#### Task brief:
Write out the entire listing below exactly as it appears, minus any pictures.

#### Supplied material:

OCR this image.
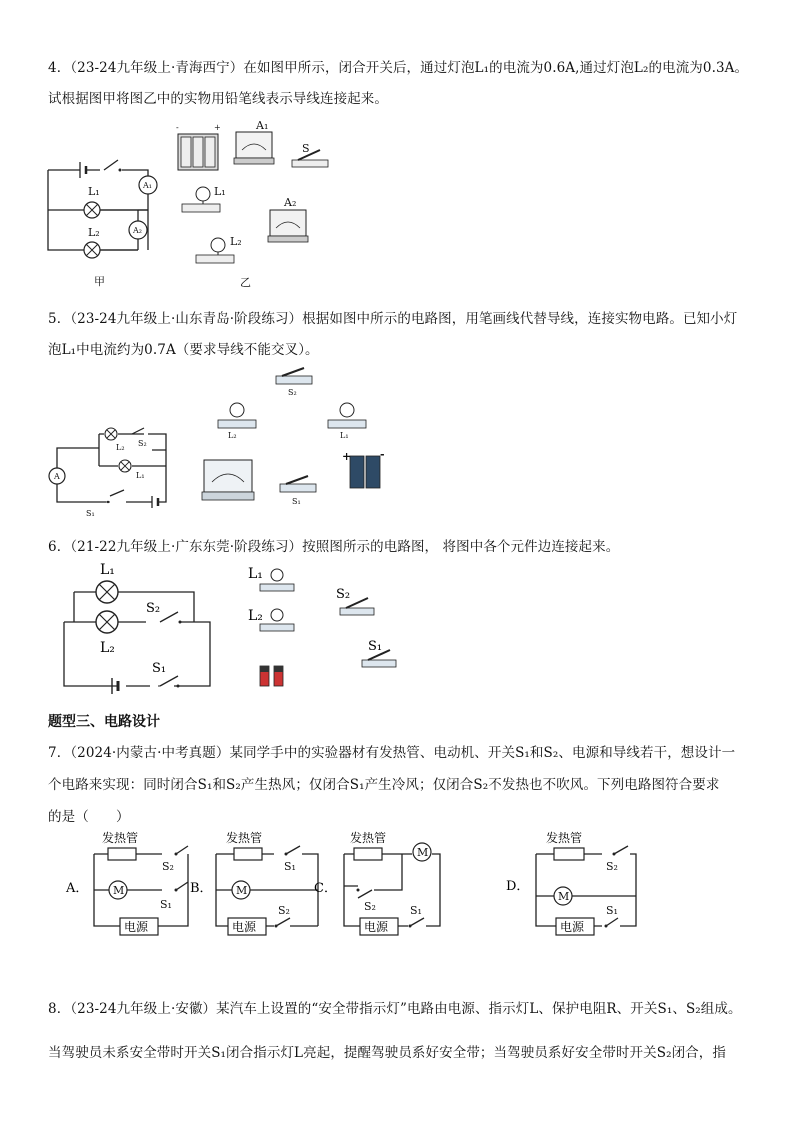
4．（23-24九年级上·青海西宁）在如图甲所示，闭合开关后，通过灯泡L₁的电流为0.6A,通过灯泡L₂的电流为0.3A。
试根据图甲将图乙中的实物用铅笔线表示导线连接起来。
A₁
L₁
L₂	A₂
甲
-	+	A₁
S
L₁
A₂
L₂
乙
5．（23-24九年级上·山东青岛·阶段练习）根据如图中所示的电路图，用笔画线代替导线，连接实物电路。已知小灯
泡L₁中电流约为0.7A（要求导线不能交叉）。
A
L₂ S₂
L₁
S₁
S₂
L₂	L₁
S₁
+	-
6．（21-22九年级上·广东东莞·阶段练习）按照图所示的电路图， 将图中各个元件边连接起来。
L₁
L₂
S₂
S₁
L₁
L₂
S₂
S₁
题型三、电路设计
7．（2024·内蒙古·中考真题）某同学手中的实验器材有发热管、电动机、开关S₁和S₂、电源和导线若干，想设计一
个电路来实现：同时闭合S₁和S₂产生热风；仅闭合S₁产生冷风；仅闭合S₂不发热也不吹风。下列电路图符合要求
的是（　　）
A．
发热管
S₂
M
S₁
电源
B．
发热管
S₁
M
S₂
电源
C．
发热管
M
S₂	S₁
电源
D．
发热管
S₂
M
S₁
电源
8．（23-24九年级上·安徽）某汽车上设置的“安全带指示灯”电路由电源、指示灯L、保护电阻R、开关S₁、S₂组成。
当驾驶员未系安全带时开关S₁闭合指示灯L亮起，提醒驾驶员系好安全带；当驾驶员系好安全带时开关S₂闭合，指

#### Reply to the exercise:
OCR this image.
4．（23-24九年级上·青海西宁）在如图甲所示，闭合开关后，通过灯泡L₁的电流为0.6A,通过灯泡L₂的电流为0.3A。
试根据图甲将图乙中的实物用铅笔线表示导线连接起来。
A₁
L₁
L₂	A₂
甲
-	+	A₁
S
L₁
A₂
L₂
乙
5．（23-24九年级上·山东青岛·阶段练习）根据如图中所示的电路图，用笔画线代替导线，连接实物电路。已知小灯
泡L₁中电流约为0.7A（要求导线不能交叉）。
A
L₂ S₂
L₁
S₁
S₂
L₂	L₁
S₁
+	-
6．（21-22九年级上·广东东莞·阶段练习）按照图所示的电路图， 将图中各个元件边连接起来。
L₁
L₂
S₂
S₁
L₁
L₂
S₂
S₁
题型三、电路设计
7．（2024·内蒙古·中考真题）某同学手中的实验器材有发热管、电动机、开关S₁和S₂、电源和导线若干，想设计一
个电路来实现：同时闭合S₁和S₂产生热风；仅闭合S₁产生冷风；仅闭合S₂不发热也不吹风。下列电路图符合要求
的是（　　）
A．
发热管
S₂
M
S₁
电源
B．
发热管
S₁
M
S₂
电源
C．
发热管
M
S₂	S₁
电源
D．
发热管
S₂
M
S₁
电源
8．（23-24九年级上·安徽）某汽车上设置的“安全带指示灯”电路由电源、指示灯L、保护电阻R、开关S₁、S₂组成。
当驾驶员未系安全带时开关S₁闭合指示灯L亮起，提醒驾驶员系好安全带；当驾驶员系好安全带时开关S₂闭合，指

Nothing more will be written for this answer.